Report the number of lines that include "economic", with no additional text.

================================

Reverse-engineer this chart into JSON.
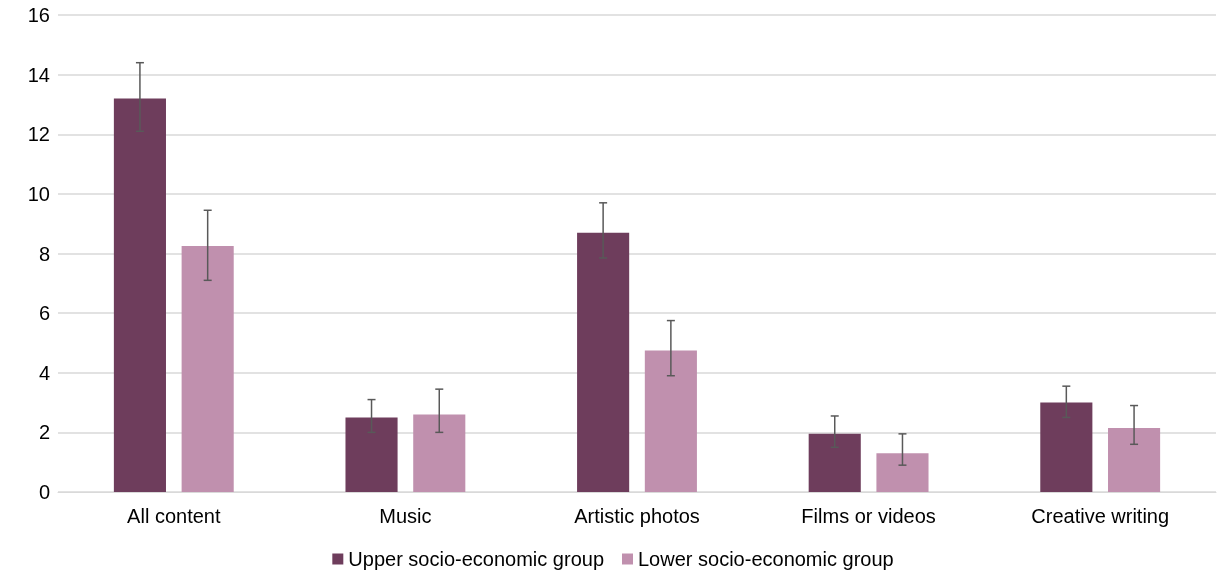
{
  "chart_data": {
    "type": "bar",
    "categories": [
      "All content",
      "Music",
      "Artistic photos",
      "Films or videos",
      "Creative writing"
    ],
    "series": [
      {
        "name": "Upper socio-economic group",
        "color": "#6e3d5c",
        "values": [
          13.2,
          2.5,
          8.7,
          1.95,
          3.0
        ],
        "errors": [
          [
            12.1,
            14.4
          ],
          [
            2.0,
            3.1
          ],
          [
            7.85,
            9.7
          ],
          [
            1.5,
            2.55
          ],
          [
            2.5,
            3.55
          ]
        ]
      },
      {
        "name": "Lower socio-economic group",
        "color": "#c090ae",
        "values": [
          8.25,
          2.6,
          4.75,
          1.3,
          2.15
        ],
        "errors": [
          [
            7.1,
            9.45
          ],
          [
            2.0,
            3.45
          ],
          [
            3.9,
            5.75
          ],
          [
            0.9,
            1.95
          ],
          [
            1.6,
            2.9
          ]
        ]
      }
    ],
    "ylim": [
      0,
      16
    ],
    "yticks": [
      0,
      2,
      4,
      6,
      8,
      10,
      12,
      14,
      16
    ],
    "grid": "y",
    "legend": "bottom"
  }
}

================================

**Result for this exercise:**
2